--- Start of Data supplied ---

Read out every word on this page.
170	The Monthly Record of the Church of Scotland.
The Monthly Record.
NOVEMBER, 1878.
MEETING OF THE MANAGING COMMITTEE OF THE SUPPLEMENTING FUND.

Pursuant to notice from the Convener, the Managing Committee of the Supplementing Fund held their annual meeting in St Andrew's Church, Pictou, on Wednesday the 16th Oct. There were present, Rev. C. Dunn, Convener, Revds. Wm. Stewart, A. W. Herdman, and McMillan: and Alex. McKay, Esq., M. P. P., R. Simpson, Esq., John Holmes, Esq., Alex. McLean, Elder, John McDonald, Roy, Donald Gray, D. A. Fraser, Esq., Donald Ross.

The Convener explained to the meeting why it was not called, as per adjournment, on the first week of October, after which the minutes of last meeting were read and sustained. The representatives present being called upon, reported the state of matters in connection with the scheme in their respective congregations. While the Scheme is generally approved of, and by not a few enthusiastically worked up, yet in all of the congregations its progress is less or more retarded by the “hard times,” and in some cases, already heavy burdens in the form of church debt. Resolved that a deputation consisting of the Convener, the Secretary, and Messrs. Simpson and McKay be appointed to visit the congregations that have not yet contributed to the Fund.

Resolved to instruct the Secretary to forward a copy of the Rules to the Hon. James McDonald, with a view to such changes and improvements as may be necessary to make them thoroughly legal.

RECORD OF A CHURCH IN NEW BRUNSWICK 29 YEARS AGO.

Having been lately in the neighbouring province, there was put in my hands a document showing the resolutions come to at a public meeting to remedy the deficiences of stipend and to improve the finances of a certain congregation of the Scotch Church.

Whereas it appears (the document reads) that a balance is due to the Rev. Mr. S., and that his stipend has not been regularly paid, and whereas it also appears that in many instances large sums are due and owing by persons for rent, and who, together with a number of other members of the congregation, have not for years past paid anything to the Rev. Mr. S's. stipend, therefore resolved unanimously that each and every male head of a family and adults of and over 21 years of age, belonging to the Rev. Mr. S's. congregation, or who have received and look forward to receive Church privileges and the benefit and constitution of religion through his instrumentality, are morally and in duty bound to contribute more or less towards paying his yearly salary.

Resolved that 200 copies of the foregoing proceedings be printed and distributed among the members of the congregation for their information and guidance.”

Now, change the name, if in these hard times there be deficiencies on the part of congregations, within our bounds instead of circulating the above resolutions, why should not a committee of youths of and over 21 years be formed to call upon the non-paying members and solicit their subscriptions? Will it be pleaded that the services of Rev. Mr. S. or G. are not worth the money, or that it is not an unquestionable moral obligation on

--- End of Data supplied ---

Exercise description ▸ All of the records must be repeated exactly.

Final result ▸
Read out every word on this page.
170	The Monthly Record of the Church of Scotland.
The Monthly Record.
NOVEMBER, 1878.
MEETING OF THE MANAGING COMMITTEE OF THE SUPPLEMENTING FUND.

Pursuant to notice from the Convener, the Managing Committee of the Supplementing Fund held their annual meeting in St Andrew's Church, Pictou, on Wednesday the 16th Oct. There were present, Rev. C. Dunn, Convener, Revds. Wm. Stewart, A. W. Herdman, and McMillan: and Alex. McKay, Esq., M. P. P., R. Simpson, Esq., John Holmes, Esq., Alex. McLean, Elder, John McDonald, Roy, Donald Gray, D. A. Fraser, Esq., Donald Ross.

The Convener explained to the meeting why it was not called, as per adjournment, on the first week of October, after which the minutes of last meeting were read and sustained. The representatives present being called upon, reported the state of matters in connection with the scheme in their respective congregations. While the Scheme is generally approved of, and by not a few enthusiastically worked up, yet in all of the congregations its progress is less or more retarded by the “hard times,” and in some cases, already heavy burdens in the form of church debt. Resolved that a deputation consisting of the Convener, the Secretary, and Messrs. Simpson and McKay be appointed to visit the congregations that have not yet contributed to the Fund.

Resolved to instruct the Secretary to forward a copy of the Rules to the Hon. James McDonald, with a view to such changes and improvements as may be necessary to make them thoroughly legal.

RECORD OF A CHURCH IN NEW BRUNSWICK 29 YEARS AGO.

Having been lately in the neighbouring province, there was put in my hands a document showing the resolutions come to at a public meeting to remedy the deficiences of stipend and to improve the finances of a certain congregation of the Scotch Church.

Whereas it appears (the document reads) that a balance is due to the Rev. Mr. S., and that his stipend has not been regularly paid, and whereas it also appears that in many instances large sums are due and owing by persons for rent, and who, together with a number of other members of the congregation, have not for years past paid anything to the Rev. Mr. S's. stipend, therefore resolved unanimously that each and every male head of a family and adults of and over 21 years of age, belonging to the Rev. Mr. S's. congregation, or who have received and look forward to receive Church privileges and the benefit and constitution of religion through his instrumentality, are morally and in duty bound to contribute more or less towards paying his yearly salary.

Resolved that 200 copies of the foregoing proceedings be printed and distributed among the members of the congregation for their information and guidance.”

Now, change the name, if in these hard times there be deficiencies on the part of congregations, within our bounds instead of circulating the above resolutions, why should not a committee of youths of and over 21 years be formed to call upon the non-paying members and solicit their subscriptions? Will it be pleaded that the services of Rev. Mr. S. or G. are not worth the money, or that it is not an unquestionable moral obligation on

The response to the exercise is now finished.